*SUPPLIED INFORMATION*.
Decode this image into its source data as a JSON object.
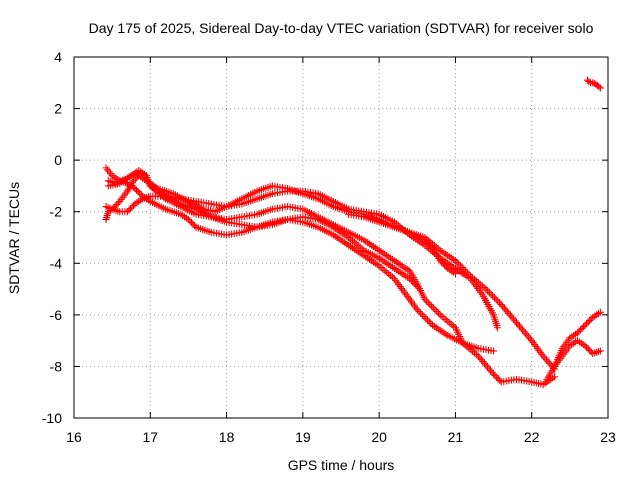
{
  "chart_data": {
    "type": "scatter",
    "title": "Day 175 of 2025, Sidereal Day-to-day VTEC variation (SDTVAR) for receiver solo",
    "xlabel": "GPS time / hours",
    "ylabel": "SDTVAR / TECUs",
    "xlim": [
      16,
      23
    ],
    "ylim": [
      -10,
      4
    ],
    "xticks": [
      16,
      17,
      18,
      19,
      20,
      21,
      22,
      23
    ],
    "yticks": [
      -10,
      -8,
      -6,
      -4,
      -2,
      0,
      2,
      4
    ],
    "x_tick_labels": [
      "16",
      "17",
      "18",
      "19",
      "20",
      "21",
      "22",
      "23"
    ],
    "y_tick_labels": [
      "-10",
      "-8",
      "-6",
      "-4",
      "-2",
      "0",
      "2",
      "4"
    ],
    "grid": true,
    "marker": "+",
    "color": "#ff0000",
    "series": [
      {
        "name": "track-1",
        "points": [
          [
            16.42,
            -2.3
          ],
          [
            16.45,
            -2.0
          ],
          [
            16.5,
            -1.9
          ],
          [
            16.6,
            -1.6
          ],
          [
            16.7,
            -1.2
          ],
          [
            16.78,
            -0.8
          ],
          [
            16.85,
            -0.6
          ],
          [
            16.95,
            -0.8
          ],
          [
            17.1,
            -1.1
          ],
          [
            17.3,
            -1.3
          ],
          [
            17.5,
            -1.6
          ],
          [
            17.7,
            -1.9
          ],
          [
            17.85,
            -2.0
          ],
          [
            18.0,
            -1.8
          ],
          [
            18.2,
            -1.5
          ],
          [
            18.4,
            -1.2
          ],
          [
            18.6,
            -1.0
          ],
          [
            18.8,
            -1.1
          ],
          [
            19.0,
            -1.3
          ],
          [
            19.2,
            -1.5
          ],
          [
            19.4,
            -1.8
          ],
          [
            19.6,
            -2.0
          ],
          [
            19.8,
            -2.1
          ],
          [
            20.0,
            -2.3
          ],
          [
            20.2,
            -2.6
          ],
          [
            20.4,
            -2.8
          ],
          [
            20.6,
            -3.0
          ],
          [
            20.8,
            -3.5
          ],
          [
            21.0,
            -3.9
          ],
          [
            21.2,
            -4.5
          ],
          [
            21.4,
            -5.0
          ],
          [
            21.6,
            -5.6
          ],
          [
            21.8,
            -6.3
          ],
          [
            22.0,
            -7.0
          ],
          [
            22.15,
            -7.6
          ],
          [
            22.3,
            -8.1
          ]
        ]
      },
      {
        "name": "track-2",
        "points": [
          [
            16.42,
            -1.8
          ],
          [
            16.5,
            -1.9
          ],
          [
            16.6,
            -2.0
          ],
          [
            16.7,
            -2.0
          ],
          [
            16.8,
            -1.7
          ],
          [
            16.9,
            -1.5
          ],
          [
            17.0,
            -1.4
          ],
          [
            17.2,
            -1.4
          ],
          [
            17.4,
            -1.5
          ],
          [
            17.6,
            -1.6
          ],
          [
            17.8,
            -1.7
          ],
          [
            18.0,
            -1.8
          ],
          [
            18.2,
            -1.7
          ],
          [
            18.4,
            -1.5
          ],
          [
            18.6,
            -1.3
          ],
          [
            18.8,
            -1.2
          ],
          [
            19.0,
            -1.2
          ],
          [
            19.2,
            -1.3
          ],
          [
            19.4,
            -1.6
          ],
          [
            19.6,
            -1.9
          ],
          [
            19.8,
            -2.0
          ],
          [
            20.0,
            -2.1
          ],
          [
            20.2,
            -2.4
          ],
          [
            20.4,
            -2.9
          ],
          [
            20.6,
            -3.3
          ],
          [
            20.8,
            -3.8
          ],
          [
            21.0,
            -4.2
          ],
          [
            21.2,
            -4.6
          ],
          [
            21.35,
            -5.2
          ],
          [
            21.5,
            -6.0
          ],
          [
            21.55,
            -6.5
          ]
        ]
      },
      {
        "name": "track-3",
        "points": [
          [
            16.42,
            -0.3
          ],
          [
            16.5,
            -0.6
          ],
          [
            16.6,
            -0.8
          ],
          [
            16.7,
            -0.9
          ],
          [
            16.8,
            -1.1
          ],
          [
            16.9,
            -1.4
          ],
          [
            17.0,
            -1.6
          ],
          [
            17.2,
            -1.9
          ],
          [
            17.4,
            -2.1
          ],
          [
            17.5,
            -2.3
          ],
          [
            17.6,
            -2.6
          ],
          [
            17.8,
            -2.8
          ],
          [
            18.0,
            -2.9
          ],
          [
            18.2,
            -2.8
          ],
          [
            18.4,
            -2.6
          ],
          [
            18.6,
            -2.4
          ],
          [
            18.8,
            -2.3
          ],
          [
            19.0,
            -2.4
          ],
          [
            19.2,
            -2.6
          ],
          [
            19.4,
            -2.9
          ],
          [
            19.6,
            -3.3
          ],
          [
            19.8,
            -3.7
          ],
          [
            20.0,
            -4.1
          ],
          [
            20.2,
            -4.6
          ],
          [
            20.35,
            -5.2
          ],
          [
            20.5,
            -5.8
          ],
          [
            20.7,
            -6.4
          ],
          [
            20.9,
            -6.8
          ],
          [
            21.1,
            -7.1
          ],
          [
            21.3,
            -7.3
          ],
          [
            21.5,
            -7.4
          ]
        ]
      },
      {
        "name": "track-4",
        "points": [
          [
            16.45,
            -0.8
          ],
          [
            16.55,
            -0.9
          ],
          [
            16.7,
            -0.7
          ],
          [
            16.85,
            -0.4
          ],
          [
            16.95,
            -0.6
          ],
          [
            17.0,
            -1.0
          ],
          [
            17.2,
            -1.4
          ],
          [
            17.4,
            -1.7
          ],
          [
            17.6,
            -1.9
          ],
          [
            17.8,
            -2.2
          ],
          [
            18.0,
            -2.3
          ],
          [
            18.2,
            -2.2
          ],
          [
            18.4,
            -2.1
          ],
          [
            18.6,
            -1.9
          ],
          [
            18.8,
            -1.8
          ],
          [
            19.0,
            -1.9
          ],
          [
            19.2,
            -2.2
          ],
          [
            19.4,
            -2.5
          ],
          [
            19.6,
            -2.8
          ],
          [
            19.8,
            -3.1
          ],
          [
            20.0,
            -3.5
          ],
          [
            20.2,
            -3.9
          ],
          [
            20.4,
            -4.3
          ],
          [
            20.5,
            -4.8
          ],
          [
            20.6,
            -5.4
          ],
          [
            20.8,
            -6.0
          ],
          [
            21.0,
            -6.5
          ],
          [
            21.1,
            -7.1
          ],
          [
            21.3,
            -7.6
          ],
          [
            21.5,
            -8.3
          ],
          [
            21.6,
            -8.6
          ],
          [
            21.8,
            -8.5
          ],
          [
            22.0,
            -8.6
          ],
          [
            22.15,
            -8.7
          ],
          [
            22.3,
            -8.4
          ]
        ]
      },
      {
        "name": "track-5",
        "points": [
          [
            16.45,
            -1.0
          ],
          [
            16.6,
            -0.9
          ],
          [
            16.75,
            -0.6
          ],
          [
            16.9,
            -0.5
          ],
          [
            17.0,
            -1.0
          ],
          [
            17.2,
            -1.5
          ],
          [
            17.4,
            -1.8
          ],
          [
            17.6,
            -2.1
          ],
          [
            17.8,
            -2.2
          ],
          [
            18.0,
            -2.4
          ],
          [
            18.2,
            -2.5
          ],
          [
            18.4,
            -2.6
          ],
          [
            18.6,
            -2.5
          ],
          [
            18.8,
            -2.3
          ],
          [
            19.0,
            -2.2
          ],
          [
            19.2,
            -2.3
          ],
          [
            19.4,
            -2.6
          ],
          [
            19.6,
            -3.0
          ],
          [
            19.8,
            -3.5
          ],
          [
            20.0,
            -3.8
          ],
          [
            20.2,
            -4.2
          ],
          [
            20.4,
            -4.6
          ],
          [
            20.5,
            -4.9
          ]
        ]
      },
      {
        "name": "track-6",
        "points": [
          [
            19.6,
            -2.1
          ],
          [
            19.8,
            -2.2
          ],
          [
            20.0,
            -2.4
          ],
          [
            20.2,
            -2.6
          ],
          [
            20.4,
            -2.8
          ],
          [
            20.6,
            -3.1
          ],
          [
            20.7,
            -3.4
          ],
          [
            20.8,
            -3.9
          ],
          [
            20.9,
            -4.2
          ],
          [
            21.0,
            -4.4
          ]
        ]
      },
      {
        "name": "track-7",
        "points": [
          [
            22.2,
            -8.5
          ],
          [
            22.3,
            -8.0
          ],
          [
            22.4,
            -7.3
          ],
          [
            22.5,
            -6.9
          ],
          [
            22.6,
            -6.7
          ],
          [
            22.7,
            -6.4
          ],
          [
            22.8,
            -6.1
          ],
          [
            22.9,
            -5.9
          ]
        ]
      },
      {
        "name": "track-8",
        "points": [
          [
            22.3,
            -8.0
          ],
          [
            22.4,
            -7.6
          ],
          [
            22.5,
            -7.2
          ],
          [
            22.6,
            -7.0
          ],
          [
            22.7,
            -7.2
          ],
          [
            22.8,
            -7.5
          ],
          [
            22.9,
            -7.4
          ]
        ]
      },
      {
        "name": "track-9",
        "points": [
          [
            22.73,
            3.1
          ],
          [
            22.77,
            3.0
          ],
          [
            22.8,
            3.0
          ],
          [
            22.84,
            2.95
          ],
          [
            22.88,
            2.85
          ],
          [
            22.9,
            2.8
          ]
        ]
      }
    ]
  }
}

*AIM*. Filter the records, keeping only lines that contain "name", and show those lines.

*SOLUTION TO THIS TASK*.
        "name": "track-1",
        "name": "track-2",
        "name": "track-3",
        "name": "track-4",
        "name": "track-5",
        "name": "track-6",
        "name": "track-7",
        "name": "track-8",
        "name": "track-9",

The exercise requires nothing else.